## [The problem]
Copy every line of the records below without changing anything, but leave the pictures out of your answer.

## [Excerpted records]
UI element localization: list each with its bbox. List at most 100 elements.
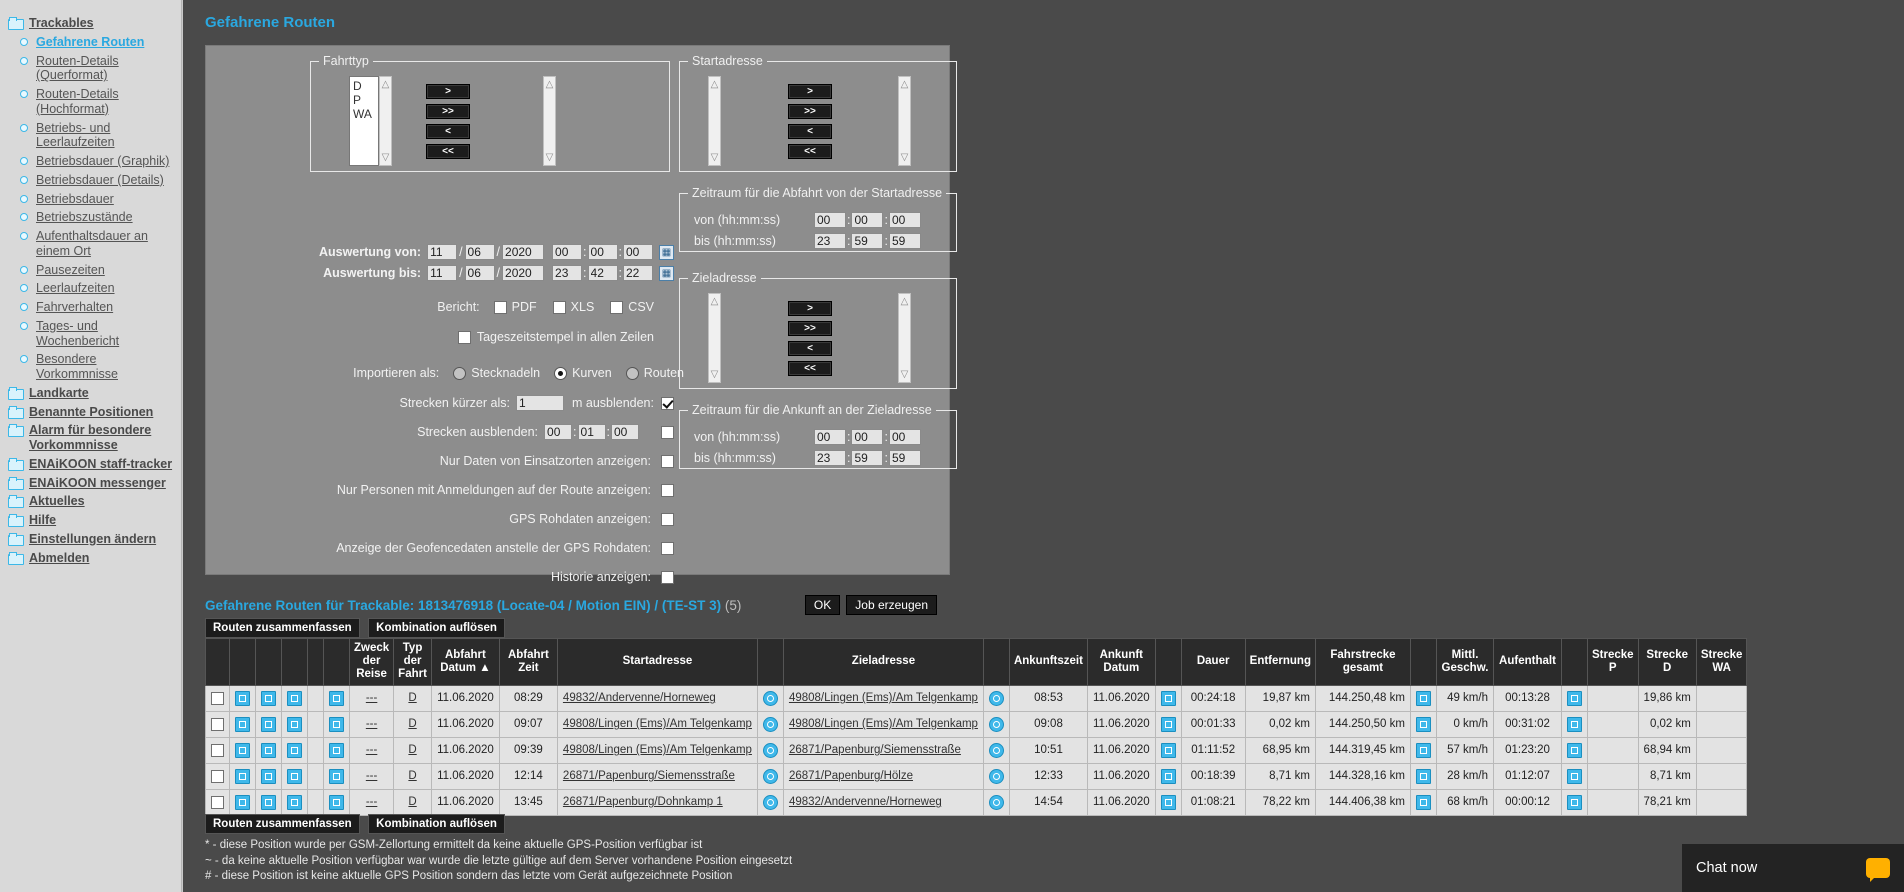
strecken-ausblenden-hour[interactable] — [544, 424, 573, 440]
delta-icon[interactable] — [1415, 742, 1431, 758]
summarize-routes-button-bottom[interactable]: Routen zusammenfassen — [205, 814, 360, 834]
ankunft-bis-second[interactable] — [888, 450, 921, 466]
table-header-cell[interactable]: Zieladresse — [782, 638, 984, 686]
table-cell-value[interactable]: 49832/Andervenne/Horneweg — [789, 796, 942, 808]
table-icon[interactable] — [287, 742, 302, 758]
fahrttyp-move-right[interactable]: > — [426, 84, 470, 99]
table-row[interactable]: --- D 11.06.2020 09:39 49808/Lingen (Ems)/Am… — [205, 736, 1748, 764]
table-header-cell[interactable] — [1409, 638, 1437, 686]
auswertung-von-year[interactable] — [502, 244, 545, 260]
sidebar-item-gefahrene-routen[interactable]: Gefahrene Routen — [6, 33, 181, 52]
table-header-cell[interactable] — [229, 638, 256, 686]
table-cell-value[interactable]: 49808/Lingen (Ems)/Am Telgenkamp — [789, 692, 978, 704]
thermometer-icon[interactable] — [1566, 690, 1582, 706]
dissolve-combination-button-top[interactable]: Kombination auflösen — [368, 618, 505, 638]
table-header-cell[interactable]: Abfahrt Zeit — [498, 638, 558, 686]
auswertung-bis-year[interactable] — [502, 265, 545, 281]
auswertung-bis-second[interactable] — [623, 265, 653, 281]
person-add-icon[interactable] — [1160, 716, 1176, 732]
sidebar-item-betriebsdauer-details[interactable]: Betriebsdauer (Details) — [6, 171, 181, 190]
fahrttyp-move-all-right[interactable]: >> — [426, 104, 470, 119]
ankunft-von-second[interactable] — [888, 429, 921, 445]
table-header-cell[interactable]: Strecke WA — [1695, 638, 1748, 686]
sidebar-item-pausezeiten[interactable]: Pausezeiten — [6, 261, 181, 280]
import-routen-radio[interactable] — [625, 366, 639, 380]
import-kurven-radio[interactable] — [554, 366, 568, 380]
startadresse-move-left[interactable]: < — [788, 124, 832, 139]
globe-icon[interactable] — [762, 690, 778, 706]
globe-icon[interactable] — [762, 742, 778, 758]
sidebar-item-hilfe[interactable]: Hilfe — [6, 511, 181, 530]
sidebar-item-fahrverhalten[interactable]: Fahrverhalten — [6, 298, 181, 317]
strecken-kuerzer-checkbox[interactable] — [661, 396, 674, 410]
startadresse-move-all-right[interactable]: >> — [788, 104, 832, 119]
sidebar-item-leerlaufzeiten[interactable]: Leerlaufzeiten — [6, 279, 181, 298]
sidebar-item-betriebsdauer[interactable]: Betriebsdauer — [6, 190, 181, 209]
table-header-cell[interactable] — [323, 638, 350, 686]
table-header-cell[interactable]: Typ der Fahrt — [393, 638, 432, 686]
chevron-down-icon[interactable]: ▽ — [711, 152, 719, 163]
calendar-icon[interactable]: ▦ — [659, 244, 674, 260]
abfahrt-bis-hour[interactable] — [814, 233, 846, 249]
sidebar-item-benannte-positionen[interactable]: Benannte Positionen — [6, 403, 181, 422]
fahrttyp-selected-scrollbar[interactable]: △ ▽ — [543, 76, 556, 166]
table-cell-value[interactable]: 26871/Papenburg/Siemensstraße — [789, 744, 961, 756]
sidebar-item-einstellungen-ndern[interactable]: Einstellungen ändern — [6, 530, 181, 549]
chevron-up-icon[interactable]: △ — [711, 296, 719, 307]
tageszeitstempel-checkbox[interactable] — [457, 330, 471, 344]
globe-icon[interactable] — [762, 716, 778, 732]
fahrttyp-option[interactable]: WA — [353, 107, 375, 121]
startadresse-move-all-left[interactable]: << — [788, 144, 832, 159]
table-header-cell[interactable]: Ankunft Datum — [1086, 638, 1156, 686]
startadresse-selected-scrollbar[interactable]: △ ▽ — [898, 76, 911, 166]
table-cell-value[interactable]: --- — [366, 796, 378, 808]
table-header-cell[interactable]: Mittl. Geschw. — [1435, 638, 1494, 686]
sidebar-item-aufenthaltsdauer-an-einem-ort[interactable]: Aufenthaltsdauer an einem Ort — [6, 227, 181, 261]
row-select-checkbox[interactable] — [211, 769, 224, 783]
sidebar-item-betriebsdauer-graphik[interactable]: Betriebsdauer (Graphik) — [6, 152, 181, 171]
sidebar-item-routen-details-hochformat[interactable]: Routen-Details (Hochformat) — [6, 85, 181, 119]
chevron-up-icon[interactable]: △ — [901, 296, 909, 307]
create-job-button[interactable]: Job erzeugen — [846, 595, 937, 615]
auswertung-von-minute[interactable] — [587, 244, 618, 260]
ankunft-von-hour[interactable] — [814, 429, 846, 445]
zieladresse-move-right[interactable]: > — [788, 301, 832, 316]
table-header-cell[interactable] — [205, 638, 230, 686]
fahrttyp-available-list[interactable]: D P WA — [349, 76, 379, 166]
globe-icon[interactable] — [762, 768, 778, 784]
sidebar-item-landkarte[interactable]: Landkarte — [6, 384, 181, 403]
delta-icon[interactable] — [1415, 716, 1431, 732]
zieladresse-move-left[interactable]: < — [788, 341, 832, 356]
sidebar-item-trackables[interactable]: Trackables — [6, 14, 181, 33]
table-cell-value[interactable]: 49832/Andervenne/Horneweg — [563, 692, 716, 704]
fahrttyp-option[interactable]: D — [353, 79, 375, 93]
calendar-icon[interactable]: ▦ — [659, 265, 674, 281]
table-cell-value[interactable]: 49808/Lingen (Ems)/Am Telgenkamp — [563, 718, 752, 730]
row-select-checkbox[interactable] — [211, 717, 224, 731]
auswertung-von-day[interactable] — [427, 244, 458, 260]
sidebar-item-enaikoon-messenger[interactable]: ENAiKOON messenger — [6, 474, 181, 493]
table-cell-value[interactable]: D — [408, 796, 416, 808]
abfahrt-von-second[interactable] — [888, 212, 921, 228]
table-cell-value[interactable]: --- — [366, 744, 378, 756]
table-cell-value[interactable]: 49808/Lingen (Ems)/Am Telgenkamp — [563, 744, 752, 756]
table-header-cell[interactable] — [982, 638, 1010, 686]
fahrttyp-available-scrollbar[interactable]: △ ▽ — [379, 76, 392, 166]
export-icon[interactable] — [329, 768, 344, 784]
chevron-down-icon[interactable]: ▽ — [901, 369, 909, 380]
chevron-down-icon[interactable]: ▽ — [711, 369, 719, 380]
table-row[interactable]: --- D 11.06.2020 13:45 26871/Papenburg/Dohnk… — [205, 788, 1748, 816]
table-header-cell[interactable] — [1154, 638, 1182, 686]
summarize-routes-button-top[interactable]: Routen zusammenfassen — [205, 618, 360, 638]
auswertung-von-hour[interactable] — [552, 244, 583, 260]
table-header-cell[interactable] — [307, 638, 324, 686]
ankunft-bis-minute[interactable] — [851, 450, 884, 466]
chevron-up-icon[interactable]: △ — [711, 79, 719, 90]
strecken-kuerzer-input[interactable] — [515, 395, 564, 411]
chat-widget[interactable]: Chat now — [1682, 844, 1904, 892]
import-stecknadeln-radio[interactable] — [453, 366, 467, 380]
table-icon[interactable] — [287, 690, 302, 706]
dissolve-combination-button-bottom[interactable]: Kombination auflösen — [368, 814, 505, 834]
strecken-ausblenden-second[interactable] — [611, 424, 639, 440]
thermometer-icon[interactable] — [1566, 768, 1582, 784]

## [Task solution]
UI element localization: list each with its bbox. List at most 100 elements.
strecken-ausblenden-hour[interactable] — [544, 424, 573, 440]
delta-icon[interactable] — [1415, 742, 1431, 758]
summarize-routes-button-bottom[interactable]: Routen zusammenfassen — [205, 814, 360, 834]
ankunft-bis-second[interactable] — [888, 450, 921, 466]
table-header-cell[interactable]: Zieladresse — [782, 638, 984, 686]
table-cell-value[interactable]: 49832/Andervenne/Horneweg — [789, 796, 942, 808]
table-icon[interactable] — [287, 742, 302, 758]
fahrttyp-move-right[interactable]: > — [426, 84, 470, 99]
table-row[interactable]: --- D 11.06.2020 09:39 49808/Lingen (Ems)/Am… — [205, 736, 1748, 764]
table-header-cell[interactable] — [1409, 638, 1437, 686]
auswertung-von-year[interactable] — [502, 244, 545, 260]
sidebar-item-gefahrene-routen[interactable]: Gefahrene Routen — [6, 33, 181, 52]
table-header-cell[interactable] — [229, 638, 256, 686]
table-cell-value[interactable]: 49808/Lingen (Ems)/Am Telgenkamp — [789, 692, 978, 704]
thermometer-icon[interactable] — [1566, 690, 1582, 706]
dissolve-combination-button-top[interactable]: Kombination auflösen — [368, 618, 505, 638]
table-header-cell[interactable]: Abfahrt Zeit — [498, 638, 558, 686]
auswertung-bis-year[interactable] — [502, 265, 545, 281]
auswertung-bis-second[interactable] — [623, 265, 653, 281]
person-add-icon[interactable] — [1160, 716, 1176, 732]
sidebar-item-betriebsdauer-details[interactable]: Betriebsdauer (Details) — [6, 171, 181, 190]
fahrttyp-move-all-right[interactable]: >> — [426, 104, 470, 119]
ankunft-von-second[interactable] — [888, 429, 921, 445]
table-header-cell[interactable]: Strecke WA — [1695, 638, 1748, 686]
sidebar-item-pausezeiten[interactable]: Pausezeiten — [6, 261, 181, 280]
import-routen-radio[interactable] — [625, 366, 639, 380]
import-kurven-radio[interactable] — [554, 366, 568, 380]
startadresse-move-left[interactable]: < — [788, 124, 832, 139]
globe-icon[interactable] — [762, 690, 778, 706]
globe-icon[interactable] — [762, 742, 778, 758]
sidebar-item-hilfe[interactable]: Hilfe — [6, 511, 181, 530]
sidebar-item-fahrverhalten[interactable]: Fahrverhalten — [6, 298, 181, 317]
strecken-kuerzer-checkbox[interactable] — [661, 396, 674, 410]
startadresse-move-all-right[interactable]: >> — [788, 104, 832, 119]
sidebar-item-leerlaufzeiten[interactable]: Leerlaufzeiten — [6, 279, 181, 298]
sidebar-item-betriebsdauer[interactable]: Betriebsdauer — [6, 190, 181, 209]
table-header-cell[interactable] — [323, 638, 350, 686]
table-header-cell[interactable]: Typ der Fahrt — [393, 638, 432, 686]
chevron-down-icon[interactable]: ▽ — [711, 152, 719, 163]
calendar-icon[interactable]: ▦ — [659, 244, 674, 260]
abfahrt-bis-hour[interactable] — [814, 233, 846, 249]
sidebar-item-benannte-positionen[interactable]: Benannte Positionen — [6, 403, 181, 422]
fahrttyp-selected-scrollbar[interactable]: △ ▽ — [543, 76, 556, 166]
table-cell-value[interactable]: 26871/Papenburg/Siemensstraße — [789, 744, 961, 756]
sidebar-item-einstellungen-ndern[interactable]: Einstellungen ändern — [6, 530, 181, 549]
chevron-up-icon[interactable]: △ — [711, 296, 719, 307]
tageszeitstempel-checkbox[interactable] — [457, 330, 471, 344]
globe-icon[interactable] — [762, 716, 778, 732]
fahrttyp-option[interactable]: WA — [353, 107, 375, 121]
startadresse-move-all-left[interactable]: << — [788, 144, 832, 159]
table-header-cell[interactable]: Ankunft Datum — [1086, 638, 1156, 686]
startadresse-selected-scrollbar[interactable]: △ ▽ — [898, 76, 911, 166]
table-cell-value[interactable]: --- — [366, 796, 378, 808]
table-header-cell[interactable]: Mittl. Geschw. — [1435, 638, 1494, 686]
sidebar-item-aufenthaltsdauer-an-einem-ort[interactable]: Aufenthaltsdauer an einem Ort — [6, 227, 181, 261]
row-select-checkbox[interactable] — [211, 769, 224, 783]
sidebar-item-betriebsdauer-graphik[interactable]: Betriebsdauer (Graphik) — [6, 152, 181, 171]
sidebar-item-routen-details-hochformat[interactable]: Routen-Details (Hochformat) — [6, 85, 181, 119]
chevron-up-icon[interactable]: △ — [901, 296, 909, 307]
create-job-button[interactable]: Job erzeugen — [846, 595, 937, 615]
auswertung-von-minute[interactable] — [587, 244, 618, 260]
ankunft-von-hour[interactable] — [814, 429, 846, 445]
zieladresse-move-right[interactable]: > — [788, 301, 832, 316]
table-header-cell[interactable] — [205, 638, 230, 686]
fahrttyp-available-list[interactable]: D P WA — [349, 76, 379, 166]
globe-icon[interactable] — [762, 768, 778, 784]
sidebar-item-landkarte[interactable]: Landkarte — [6, 384, 181, 403]
delta-icon[interactable] — [1415, 716, 1431, 732]
zieladresse-move-left[interactable]: < — [788, 341, 832, 356]
sidebar-item-trackables[interactable]: Trackables — [6, 14, 181, 33]
table-cell-value[interactable]: 49832/Andervenne/Horneweg — [563, 692, 716, 704]
fahrttyp-option[interactable]: D — [353, 79, 375, 93]
calendar-icon[interactable]: ▦ — [659, 265, 674, 281]
table-cell-value[interactable]: 49808/Lingen (Ems)/Am Telgenkamp — [563, 718, 752, 730]
row-select-checkbox[interactable] — [211, 717, 224, 731]
auswertung-von-day[interactable] — [427, 244, 458, 260]
sidebar-item-enaikoon-messenger[interactable]: ENAiKOON messenger — [6, 474, 181, 493]
table-cell-value[interactable]: D — [408, 796, 416, 808]
abfahrt-von-second[interactable] — [888, 212, 921, 228]
table-cell-value[interactable]: --- — [366, 744, 378, 756]
table-cell-value[interactable]: 49808/Lingen (Ems)/Am Telgenkamp — [563, 744, 752, 756]
table-header-cell[interactable] — [982, 638, 1010, 686]
fahrttyp-available-scrollbar[interactable]: △ ▽ — [379, 76, 392, 166]
export-icon[interactable] — [329, 768, 344, 784]
chevron-down-icon[interactable]: ▽ — [901, 369, 909, 380]
chevron-down-icon[interactable]: ▽ — [711, 369, 719, 380]
table-row[interactable]: --- D 11.06.2020 13:45 26871/Papenburg/Dohnk… — [205, 788, 1748, 816]
table-header-cell[interactable] — [1154, 638, 1182, 686]
summarize-routes-button-top[interactable]: Routen zusammenfassen — [205, 618, 360, 638]
auswertung-von-hour[interactable] — [552, 244, 583, 260]
table-header-cell[interactable] — [307, 638, 324, 686]
ankunft-bis-minute[interactable] — [851, 450, 884, 466]
chevron-up-icon[interactable]: △ — [711, 79, 719, 90]
strecken-kuerzer-input[interactable] — [515, 395, 564, 411]
chat-widget[interactable]: Chat now — [1682, 844, 1904, 892]
import-stecknadeln-radio[interactable] — [453, 366, 467, 380]
table-icon[interactable] — [287, 690, 302, 706]
dissolve-combination-button-bottom[interactable]: Kombination auflösen — [368, 814, 505, 834]
strecken-ausblenden-second[interactable] — [611, 424, 639, 440]
thermometer-icon[interactable] — [1566, 768, 1582, 784]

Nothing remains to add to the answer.